▶ [What you are asked to do]: Extract every line below that contains the word "RUNNER".

▶ [Records for processing]:
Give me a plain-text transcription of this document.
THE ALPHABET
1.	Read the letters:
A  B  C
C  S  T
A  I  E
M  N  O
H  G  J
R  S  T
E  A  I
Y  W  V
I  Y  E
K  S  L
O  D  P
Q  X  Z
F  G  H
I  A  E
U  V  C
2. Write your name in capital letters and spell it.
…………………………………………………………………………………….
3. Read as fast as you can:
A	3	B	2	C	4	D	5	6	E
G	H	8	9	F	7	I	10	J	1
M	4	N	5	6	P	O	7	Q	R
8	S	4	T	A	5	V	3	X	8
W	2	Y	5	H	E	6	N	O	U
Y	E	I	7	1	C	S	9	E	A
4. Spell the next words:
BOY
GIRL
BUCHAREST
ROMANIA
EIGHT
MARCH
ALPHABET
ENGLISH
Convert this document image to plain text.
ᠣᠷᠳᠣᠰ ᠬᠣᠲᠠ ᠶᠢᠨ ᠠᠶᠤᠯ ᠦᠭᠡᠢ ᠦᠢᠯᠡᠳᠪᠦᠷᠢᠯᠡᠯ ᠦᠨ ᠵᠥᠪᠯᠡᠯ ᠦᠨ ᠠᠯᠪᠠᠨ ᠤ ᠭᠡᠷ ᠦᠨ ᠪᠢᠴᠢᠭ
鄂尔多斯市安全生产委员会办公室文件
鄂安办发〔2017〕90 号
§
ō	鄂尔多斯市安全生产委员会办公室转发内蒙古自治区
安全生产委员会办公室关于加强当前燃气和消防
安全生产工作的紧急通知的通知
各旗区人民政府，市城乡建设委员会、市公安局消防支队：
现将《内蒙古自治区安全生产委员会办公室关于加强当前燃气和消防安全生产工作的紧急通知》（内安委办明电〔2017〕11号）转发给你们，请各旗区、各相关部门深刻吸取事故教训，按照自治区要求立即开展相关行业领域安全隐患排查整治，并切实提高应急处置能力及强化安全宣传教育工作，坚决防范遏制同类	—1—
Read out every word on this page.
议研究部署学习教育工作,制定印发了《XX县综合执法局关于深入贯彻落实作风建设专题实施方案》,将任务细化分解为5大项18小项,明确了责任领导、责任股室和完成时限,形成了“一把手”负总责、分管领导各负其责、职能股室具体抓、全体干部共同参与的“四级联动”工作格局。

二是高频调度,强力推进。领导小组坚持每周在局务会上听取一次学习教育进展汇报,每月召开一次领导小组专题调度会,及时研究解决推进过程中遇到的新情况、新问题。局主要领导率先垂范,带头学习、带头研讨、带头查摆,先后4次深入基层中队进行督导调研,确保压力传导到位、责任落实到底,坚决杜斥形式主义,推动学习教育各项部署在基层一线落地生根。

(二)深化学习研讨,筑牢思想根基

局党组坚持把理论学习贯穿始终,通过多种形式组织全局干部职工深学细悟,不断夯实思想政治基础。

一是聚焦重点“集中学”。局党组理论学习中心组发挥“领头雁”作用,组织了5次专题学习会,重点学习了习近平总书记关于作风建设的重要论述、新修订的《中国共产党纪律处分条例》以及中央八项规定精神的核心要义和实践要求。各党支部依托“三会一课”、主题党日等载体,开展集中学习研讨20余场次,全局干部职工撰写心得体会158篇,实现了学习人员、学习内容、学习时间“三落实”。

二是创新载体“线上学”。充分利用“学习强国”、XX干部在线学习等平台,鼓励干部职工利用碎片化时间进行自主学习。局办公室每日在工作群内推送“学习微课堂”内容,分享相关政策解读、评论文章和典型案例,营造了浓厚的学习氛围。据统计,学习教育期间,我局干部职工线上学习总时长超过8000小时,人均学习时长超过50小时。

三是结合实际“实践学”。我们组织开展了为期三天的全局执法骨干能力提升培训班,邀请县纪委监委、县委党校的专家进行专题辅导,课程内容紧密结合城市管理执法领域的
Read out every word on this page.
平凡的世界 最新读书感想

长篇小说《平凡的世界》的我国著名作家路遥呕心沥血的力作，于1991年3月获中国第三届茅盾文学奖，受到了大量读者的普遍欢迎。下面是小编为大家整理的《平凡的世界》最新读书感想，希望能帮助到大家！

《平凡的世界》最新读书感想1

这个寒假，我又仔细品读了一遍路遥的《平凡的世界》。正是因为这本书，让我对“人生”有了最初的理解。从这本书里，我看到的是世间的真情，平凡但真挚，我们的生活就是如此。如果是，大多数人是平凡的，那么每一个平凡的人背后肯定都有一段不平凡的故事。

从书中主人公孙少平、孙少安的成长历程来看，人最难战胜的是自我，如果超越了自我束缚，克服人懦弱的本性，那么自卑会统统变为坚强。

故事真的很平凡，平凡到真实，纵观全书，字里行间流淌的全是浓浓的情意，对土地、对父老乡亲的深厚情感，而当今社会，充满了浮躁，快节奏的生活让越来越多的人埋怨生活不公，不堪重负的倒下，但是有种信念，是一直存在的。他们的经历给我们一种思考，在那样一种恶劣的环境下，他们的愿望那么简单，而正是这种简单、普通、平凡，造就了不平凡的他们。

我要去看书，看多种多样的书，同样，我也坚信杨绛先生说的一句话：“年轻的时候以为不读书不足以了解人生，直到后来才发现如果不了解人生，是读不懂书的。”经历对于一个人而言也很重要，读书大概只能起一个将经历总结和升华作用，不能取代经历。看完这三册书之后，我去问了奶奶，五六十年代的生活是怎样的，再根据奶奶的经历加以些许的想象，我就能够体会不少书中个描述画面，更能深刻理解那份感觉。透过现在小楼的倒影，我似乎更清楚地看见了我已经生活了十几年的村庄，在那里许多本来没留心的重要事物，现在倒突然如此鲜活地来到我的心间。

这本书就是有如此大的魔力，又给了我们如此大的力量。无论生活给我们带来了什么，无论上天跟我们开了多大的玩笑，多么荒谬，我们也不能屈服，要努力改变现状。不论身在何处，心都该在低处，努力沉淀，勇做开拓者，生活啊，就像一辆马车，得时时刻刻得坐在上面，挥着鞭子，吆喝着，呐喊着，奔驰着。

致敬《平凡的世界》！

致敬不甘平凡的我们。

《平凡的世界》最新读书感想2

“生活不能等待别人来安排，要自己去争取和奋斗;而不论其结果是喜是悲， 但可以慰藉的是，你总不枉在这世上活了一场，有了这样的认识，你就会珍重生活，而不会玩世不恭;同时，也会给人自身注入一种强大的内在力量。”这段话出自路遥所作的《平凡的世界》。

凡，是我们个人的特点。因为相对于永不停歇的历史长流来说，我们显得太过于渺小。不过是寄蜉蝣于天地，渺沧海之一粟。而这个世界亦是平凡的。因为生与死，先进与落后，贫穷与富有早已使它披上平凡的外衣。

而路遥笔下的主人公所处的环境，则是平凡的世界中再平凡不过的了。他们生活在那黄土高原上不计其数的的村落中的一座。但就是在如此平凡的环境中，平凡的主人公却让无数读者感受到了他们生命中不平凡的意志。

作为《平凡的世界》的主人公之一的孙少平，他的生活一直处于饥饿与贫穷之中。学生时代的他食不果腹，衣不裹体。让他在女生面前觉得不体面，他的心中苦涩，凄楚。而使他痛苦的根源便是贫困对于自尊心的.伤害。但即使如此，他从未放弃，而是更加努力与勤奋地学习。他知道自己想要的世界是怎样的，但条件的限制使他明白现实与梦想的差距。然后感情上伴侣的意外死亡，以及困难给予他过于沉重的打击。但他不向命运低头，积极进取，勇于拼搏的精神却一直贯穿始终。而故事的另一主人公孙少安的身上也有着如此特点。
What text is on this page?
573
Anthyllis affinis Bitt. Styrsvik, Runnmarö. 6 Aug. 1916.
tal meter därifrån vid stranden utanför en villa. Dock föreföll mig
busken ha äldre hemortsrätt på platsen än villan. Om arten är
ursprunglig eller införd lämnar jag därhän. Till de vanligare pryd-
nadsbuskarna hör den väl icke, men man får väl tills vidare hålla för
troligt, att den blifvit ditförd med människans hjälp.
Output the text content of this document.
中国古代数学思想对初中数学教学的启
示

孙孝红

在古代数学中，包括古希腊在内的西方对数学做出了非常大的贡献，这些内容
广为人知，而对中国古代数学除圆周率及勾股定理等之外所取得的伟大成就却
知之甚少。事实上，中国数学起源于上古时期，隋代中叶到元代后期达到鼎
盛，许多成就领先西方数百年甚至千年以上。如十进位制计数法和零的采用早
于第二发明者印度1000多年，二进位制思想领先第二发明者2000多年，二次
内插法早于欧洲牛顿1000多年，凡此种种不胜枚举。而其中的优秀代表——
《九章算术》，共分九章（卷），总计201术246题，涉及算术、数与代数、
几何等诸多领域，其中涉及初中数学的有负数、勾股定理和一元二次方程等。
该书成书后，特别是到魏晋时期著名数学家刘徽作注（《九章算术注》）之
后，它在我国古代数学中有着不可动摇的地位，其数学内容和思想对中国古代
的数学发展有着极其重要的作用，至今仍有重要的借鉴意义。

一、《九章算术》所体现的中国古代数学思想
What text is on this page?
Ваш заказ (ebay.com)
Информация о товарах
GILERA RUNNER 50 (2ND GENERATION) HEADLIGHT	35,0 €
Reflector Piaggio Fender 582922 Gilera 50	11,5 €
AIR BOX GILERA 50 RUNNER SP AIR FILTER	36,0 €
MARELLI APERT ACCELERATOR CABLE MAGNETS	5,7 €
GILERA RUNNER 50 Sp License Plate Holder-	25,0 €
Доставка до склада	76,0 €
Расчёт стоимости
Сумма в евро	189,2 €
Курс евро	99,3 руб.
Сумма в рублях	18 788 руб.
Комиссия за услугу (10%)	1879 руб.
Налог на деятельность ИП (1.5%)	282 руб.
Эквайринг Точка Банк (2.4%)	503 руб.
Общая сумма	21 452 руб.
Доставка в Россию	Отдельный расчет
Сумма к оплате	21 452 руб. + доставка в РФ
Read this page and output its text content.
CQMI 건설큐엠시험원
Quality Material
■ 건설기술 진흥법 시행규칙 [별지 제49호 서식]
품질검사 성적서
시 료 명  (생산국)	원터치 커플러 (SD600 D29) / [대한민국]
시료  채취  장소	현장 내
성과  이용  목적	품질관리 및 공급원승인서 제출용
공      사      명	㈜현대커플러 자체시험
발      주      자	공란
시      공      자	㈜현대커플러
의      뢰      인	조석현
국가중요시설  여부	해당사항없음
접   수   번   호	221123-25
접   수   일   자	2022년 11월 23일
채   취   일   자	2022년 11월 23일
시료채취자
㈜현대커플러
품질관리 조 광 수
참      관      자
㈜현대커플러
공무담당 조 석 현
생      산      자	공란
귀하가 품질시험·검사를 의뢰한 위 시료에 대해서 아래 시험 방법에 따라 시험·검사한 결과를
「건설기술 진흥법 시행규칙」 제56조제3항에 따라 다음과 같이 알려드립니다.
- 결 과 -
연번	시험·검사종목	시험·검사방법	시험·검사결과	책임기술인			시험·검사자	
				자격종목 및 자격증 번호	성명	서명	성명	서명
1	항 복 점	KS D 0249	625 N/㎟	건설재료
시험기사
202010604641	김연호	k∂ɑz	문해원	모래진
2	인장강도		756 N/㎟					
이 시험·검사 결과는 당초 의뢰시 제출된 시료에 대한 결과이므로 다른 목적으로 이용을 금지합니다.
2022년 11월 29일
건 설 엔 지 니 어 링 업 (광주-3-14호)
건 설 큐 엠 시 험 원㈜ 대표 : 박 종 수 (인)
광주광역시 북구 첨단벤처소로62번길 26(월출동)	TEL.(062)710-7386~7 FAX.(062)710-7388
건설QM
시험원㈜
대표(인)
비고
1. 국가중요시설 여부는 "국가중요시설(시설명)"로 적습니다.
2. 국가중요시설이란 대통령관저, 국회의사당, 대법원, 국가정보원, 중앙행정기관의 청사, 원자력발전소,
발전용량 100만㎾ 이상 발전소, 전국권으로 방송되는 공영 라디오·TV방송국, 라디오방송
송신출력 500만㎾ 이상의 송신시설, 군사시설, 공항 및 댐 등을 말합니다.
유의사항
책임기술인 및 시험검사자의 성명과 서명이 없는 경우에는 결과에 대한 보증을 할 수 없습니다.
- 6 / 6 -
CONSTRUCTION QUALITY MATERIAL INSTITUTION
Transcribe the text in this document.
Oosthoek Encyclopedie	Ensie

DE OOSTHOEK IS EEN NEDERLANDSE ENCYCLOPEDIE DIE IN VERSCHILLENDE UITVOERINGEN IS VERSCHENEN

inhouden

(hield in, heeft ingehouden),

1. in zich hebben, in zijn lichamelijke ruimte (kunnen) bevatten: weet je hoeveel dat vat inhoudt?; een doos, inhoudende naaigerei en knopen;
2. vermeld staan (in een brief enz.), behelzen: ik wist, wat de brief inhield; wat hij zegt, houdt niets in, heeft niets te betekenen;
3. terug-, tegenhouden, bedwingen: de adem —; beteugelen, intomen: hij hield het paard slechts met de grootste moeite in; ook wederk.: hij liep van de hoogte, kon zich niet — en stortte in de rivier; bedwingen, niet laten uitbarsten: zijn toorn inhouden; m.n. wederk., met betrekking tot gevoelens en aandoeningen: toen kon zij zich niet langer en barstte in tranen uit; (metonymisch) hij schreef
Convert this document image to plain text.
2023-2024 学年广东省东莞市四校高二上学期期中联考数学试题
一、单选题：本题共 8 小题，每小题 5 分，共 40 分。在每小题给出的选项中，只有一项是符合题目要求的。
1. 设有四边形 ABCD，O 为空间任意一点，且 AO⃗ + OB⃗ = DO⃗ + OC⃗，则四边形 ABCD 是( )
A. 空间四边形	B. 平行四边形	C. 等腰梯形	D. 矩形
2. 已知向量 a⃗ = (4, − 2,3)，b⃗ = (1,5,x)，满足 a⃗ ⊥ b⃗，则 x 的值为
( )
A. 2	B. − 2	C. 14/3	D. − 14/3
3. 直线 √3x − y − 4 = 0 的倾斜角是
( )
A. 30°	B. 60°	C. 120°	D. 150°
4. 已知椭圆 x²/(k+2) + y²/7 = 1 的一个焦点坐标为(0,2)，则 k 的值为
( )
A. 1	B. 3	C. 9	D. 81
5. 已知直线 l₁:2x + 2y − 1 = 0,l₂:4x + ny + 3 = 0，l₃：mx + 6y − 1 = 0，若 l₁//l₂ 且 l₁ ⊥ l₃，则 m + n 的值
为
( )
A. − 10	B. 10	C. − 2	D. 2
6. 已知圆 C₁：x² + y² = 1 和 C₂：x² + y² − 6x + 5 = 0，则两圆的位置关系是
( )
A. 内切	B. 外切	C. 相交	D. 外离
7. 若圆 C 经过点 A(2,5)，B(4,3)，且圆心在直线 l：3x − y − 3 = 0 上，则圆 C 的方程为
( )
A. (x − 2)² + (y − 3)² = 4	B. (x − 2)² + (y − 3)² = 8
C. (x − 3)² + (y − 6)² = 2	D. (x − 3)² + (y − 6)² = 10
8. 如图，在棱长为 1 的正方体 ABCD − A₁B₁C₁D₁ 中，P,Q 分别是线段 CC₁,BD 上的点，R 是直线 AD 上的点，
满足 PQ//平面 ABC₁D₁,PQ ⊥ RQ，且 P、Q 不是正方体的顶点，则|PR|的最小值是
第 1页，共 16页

▶ [Solution to this problem]:
GILERA RUNNER 50 (2ND GENERATION) HEADLIGHT	35,0 €
AIR BOX GILERA 50 RUNNER SP AIR FILTER	36,0 €
GILERA RUNNER 50 Sp License Plate Holder-	25,0 €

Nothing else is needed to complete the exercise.